# Excerpted passage:
The most seemingly contradictory observations between [7] and [1] are probably the takeaways on the synthetic graphs:

  • [7] shows that on synthetic graphs with few or no randomly-added heterophilous connections (i.e., with the noise parameter \(\gamma\) close to 0 — all the heterophilous edges are added according to the pre-defined compatibility matrix), the performance of GCNs can even increase as the level of heterophily in the graph gets stronger (i.e., when the edge homophily ratio \(h\) decreases),
  • while the prior work [1] shows that the performance of GCNs significantly decrease with the increase of the level of heterophily.

Our follow-up analysis shows that these seemingly contradictory results are due to the different processes used to generate the synthetic graphs with varying level of homophily in [7] and [1,2]:

  • [7] generates them by adding a large number of heterophilous (cross-label) edges on top of existing (homophilous) real-world graphs like Cora and Citeseer.
  • [1,2] follow a modified preferential attachment process which allows to control the edge homophily ratio (or, more generally, the class compatibility matrix) of the resulting graph, while maintaining the power-law degree distribution.

(Raw records)
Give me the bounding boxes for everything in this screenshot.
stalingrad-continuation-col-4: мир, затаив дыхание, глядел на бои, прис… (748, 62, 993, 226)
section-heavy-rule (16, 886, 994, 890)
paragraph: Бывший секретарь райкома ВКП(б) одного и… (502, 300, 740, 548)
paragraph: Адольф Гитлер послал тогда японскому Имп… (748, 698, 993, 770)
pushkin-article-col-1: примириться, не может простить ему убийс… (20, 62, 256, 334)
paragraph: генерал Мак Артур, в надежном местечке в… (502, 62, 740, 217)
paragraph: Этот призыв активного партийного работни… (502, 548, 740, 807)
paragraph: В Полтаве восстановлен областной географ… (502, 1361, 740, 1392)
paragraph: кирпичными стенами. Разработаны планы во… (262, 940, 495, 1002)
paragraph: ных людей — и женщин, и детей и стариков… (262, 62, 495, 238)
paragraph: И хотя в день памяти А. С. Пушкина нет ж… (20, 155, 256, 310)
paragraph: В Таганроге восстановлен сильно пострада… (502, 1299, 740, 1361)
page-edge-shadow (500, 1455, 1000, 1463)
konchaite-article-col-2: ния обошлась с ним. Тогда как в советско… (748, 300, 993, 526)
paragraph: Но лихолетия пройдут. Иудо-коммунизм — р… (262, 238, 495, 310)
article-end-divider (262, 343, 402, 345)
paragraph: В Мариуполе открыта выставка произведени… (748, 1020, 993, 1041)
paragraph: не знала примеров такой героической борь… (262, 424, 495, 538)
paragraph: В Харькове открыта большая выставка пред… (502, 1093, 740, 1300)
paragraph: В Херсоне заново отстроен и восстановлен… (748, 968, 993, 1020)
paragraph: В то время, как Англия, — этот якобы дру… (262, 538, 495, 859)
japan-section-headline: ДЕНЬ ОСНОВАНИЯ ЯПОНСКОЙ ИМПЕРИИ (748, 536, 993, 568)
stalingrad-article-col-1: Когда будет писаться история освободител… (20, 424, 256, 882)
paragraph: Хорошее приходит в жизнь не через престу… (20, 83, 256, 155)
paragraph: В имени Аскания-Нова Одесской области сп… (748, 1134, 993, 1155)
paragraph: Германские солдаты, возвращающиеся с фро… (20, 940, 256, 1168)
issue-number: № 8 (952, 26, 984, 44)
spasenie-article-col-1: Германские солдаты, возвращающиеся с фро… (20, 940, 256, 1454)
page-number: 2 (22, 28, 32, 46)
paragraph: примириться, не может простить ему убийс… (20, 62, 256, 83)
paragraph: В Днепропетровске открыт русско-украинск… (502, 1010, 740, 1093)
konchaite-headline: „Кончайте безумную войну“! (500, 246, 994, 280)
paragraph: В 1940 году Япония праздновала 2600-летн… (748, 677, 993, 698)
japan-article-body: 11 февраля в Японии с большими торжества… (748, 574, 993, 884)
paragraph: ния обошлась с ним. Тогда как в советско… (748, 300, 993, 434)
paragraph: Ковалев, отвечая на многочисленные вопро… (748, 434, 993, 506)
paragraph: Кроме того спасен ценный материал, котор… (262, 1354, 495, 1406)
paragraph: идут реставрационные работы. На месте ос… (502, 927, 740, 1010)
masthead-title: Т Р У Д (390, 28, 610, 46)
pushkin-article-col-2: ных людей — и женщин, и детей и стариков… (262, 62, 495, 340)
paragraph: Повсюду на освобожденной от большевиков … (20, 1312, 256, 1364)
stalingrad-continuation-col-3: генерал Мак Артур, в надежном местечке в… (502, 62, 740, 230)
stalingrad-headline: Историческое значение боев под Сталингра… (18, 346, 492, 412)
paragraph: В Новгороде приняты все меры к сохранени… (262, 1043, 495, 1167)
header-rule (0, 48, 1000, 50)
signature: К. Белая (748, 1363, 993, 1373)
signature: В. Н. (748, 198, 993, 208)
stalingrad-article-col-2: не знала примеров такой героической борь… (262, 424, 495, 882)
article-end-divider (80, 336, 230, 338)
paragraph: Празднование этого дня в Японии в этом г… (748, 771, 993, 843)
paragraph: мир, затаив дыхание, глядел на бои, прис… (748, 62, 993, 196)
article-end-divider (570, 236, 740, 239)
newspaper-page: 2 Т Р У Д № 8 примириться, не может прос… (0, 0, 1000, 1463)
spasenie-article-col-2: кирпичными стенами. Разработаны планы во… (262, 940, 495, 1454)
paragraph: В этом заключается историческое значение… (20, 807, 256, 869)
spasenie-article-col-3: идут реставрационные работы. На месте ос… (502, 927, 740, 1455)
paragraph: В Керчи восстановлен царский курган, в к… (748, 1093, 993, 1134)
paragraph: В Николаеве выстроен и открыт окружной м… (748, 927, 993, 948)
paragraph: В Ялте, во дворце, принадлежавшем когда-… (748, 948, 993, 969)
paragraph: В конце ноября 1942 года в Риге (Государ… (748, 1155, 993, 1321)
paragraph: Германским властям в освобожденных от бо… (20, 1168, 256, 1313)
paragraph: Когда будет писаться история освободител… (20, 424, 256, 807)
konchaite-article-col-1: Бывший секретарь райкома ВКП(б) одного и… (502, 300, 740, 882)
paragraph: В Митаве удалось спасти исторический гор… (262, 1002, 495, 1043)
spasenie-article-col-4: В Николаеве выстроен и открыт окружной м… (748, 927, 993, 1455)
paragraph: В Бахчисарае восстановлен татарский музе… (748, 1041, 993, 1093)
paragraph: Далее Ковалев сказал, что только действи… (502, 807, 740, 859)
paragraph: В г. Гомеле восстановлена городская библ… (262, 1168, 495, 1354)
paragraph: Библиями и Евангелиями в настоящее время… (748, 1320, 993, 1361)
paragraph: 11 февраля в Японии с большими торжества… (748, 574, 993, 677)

# Given request 1:
In the passage on synthetic graphs, transcribe the text from "Our follow-up analysis" up to and including "Cora and Citeseer.".
# Given request 2:
Which bracketed reference numbers does the passage on synthetic graphs cite? List each one once.
# Given request 3:
According to the passage on synthetic graphs, what degree distribution does the modified preferential attachment process in [1,2] maintain?

# Reply 1:
Our follow-up analysis shows that these seemingly contradictory results are due to the different processes used to generate the synthetic graphs with varying level of homophily in [7] and [1,2]:

  • [7] generates them by adding a large number of heterophilous (cross-label) edges on top of existing (homophilous) real-world graphs like Cora and Citeseer.

# Reply 2:
[7], [1], [2]

# Reply 3:
The power-law degree distribution.